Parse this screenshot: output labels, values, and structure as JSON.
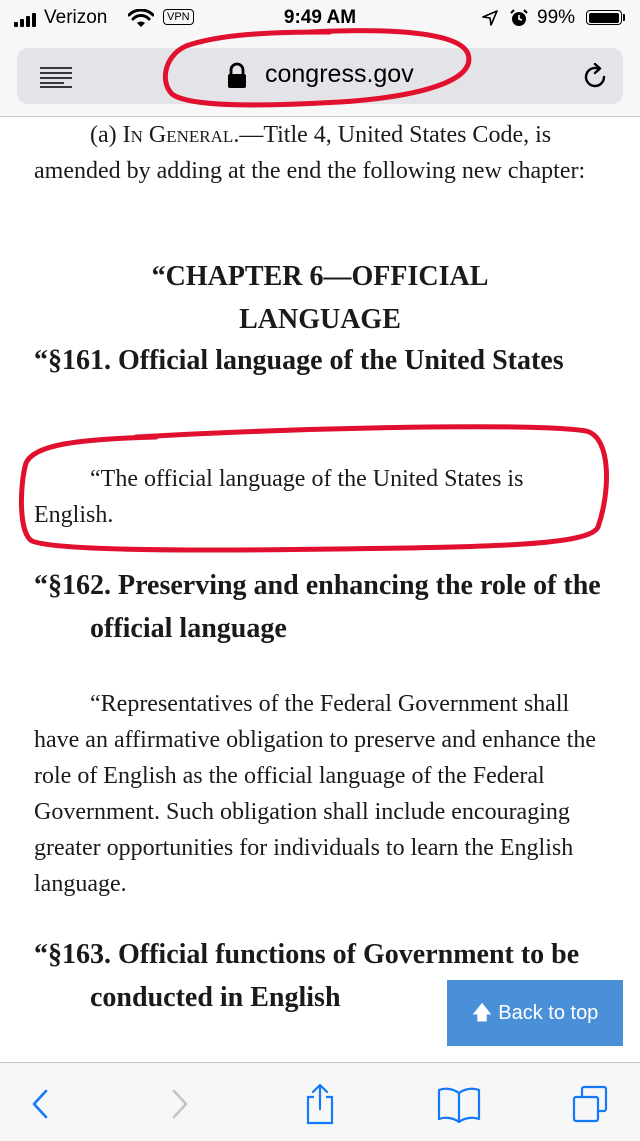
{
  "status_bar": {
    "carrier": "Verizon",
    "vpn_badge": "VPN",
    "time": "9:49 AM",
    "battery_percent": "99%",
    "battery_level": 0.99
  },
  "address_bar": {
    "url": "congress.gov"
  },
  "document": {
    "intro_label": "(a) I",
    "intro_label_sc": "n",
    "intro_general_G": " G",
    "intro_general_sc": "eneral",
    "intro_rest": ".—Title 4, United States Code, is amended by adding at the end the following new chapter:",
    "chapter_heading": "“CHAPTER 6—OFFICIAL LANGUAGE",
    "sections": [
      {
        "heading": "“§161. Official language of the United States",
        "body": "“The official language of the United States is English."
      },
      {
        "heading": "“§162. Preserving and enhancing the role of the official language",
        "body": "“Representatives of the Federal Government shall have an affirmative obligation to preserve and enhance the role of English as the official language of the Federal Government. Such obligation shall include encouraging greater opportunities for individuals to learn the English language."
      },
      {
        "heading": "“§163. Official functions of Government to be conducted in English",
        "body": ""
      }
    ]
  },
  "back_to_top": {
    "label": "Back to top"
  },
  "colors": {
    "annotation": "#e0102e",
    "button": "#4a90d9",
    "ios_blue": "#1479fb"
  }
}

* GIVEN EXERCISE *
Restate the records above in full, word for word. Keep pictures out.

* SOLUTION TO THIS TASK *
Parse this screenshot: output labels, values, and structure as JSON.
{
  "status_bar": {
    "carrier": "Verizon",
    "vpn_badge": "VPN",
    "time": "9:49 AM",
    "battery_percent": "99%",
    "battery_level": 0.99
  },
  "address_bar": {
    "url": "congress.gov"
  },
  "document": {
    "intro_label": "(a) I",
    "intro_label_sc": "n",
    "intro_general_G": " G",
    "intro_general_sc": "eneral",
    "intro_rest": ".—Title 4, United States Code, is amended by adding at the end the following new chapter:",
    "chapter_heading": "“CHAPTER 6—OFFICIAL LANGUAGE",
    "sections": [
      {
        "heading": "“§161. Official language of the United States",
        "body": "“The official language of the United States is English."
      },
      {
        "heading": "“§162. Preserving and enhancing the role of the official language",
        "body": "“Representatives of the Federal Government shall have an affirmative obligation to preserve and enhance the role of English as the official language of the Federal Government. Such obligation shall include encouraging greater opportunities for individuals to learn the English language."
      },
      {
        "heading": "“§163. Official functions of Government to be conducted in English",
        "body": ""
      }
    ]
  },
  "back_to_top": {
    "label": "Back to top"
  },
  "colors": {
    "annotation": "#e0102e",
    "button": "#4a90d9",
    "ios_blue": "#1479fb"
  }
}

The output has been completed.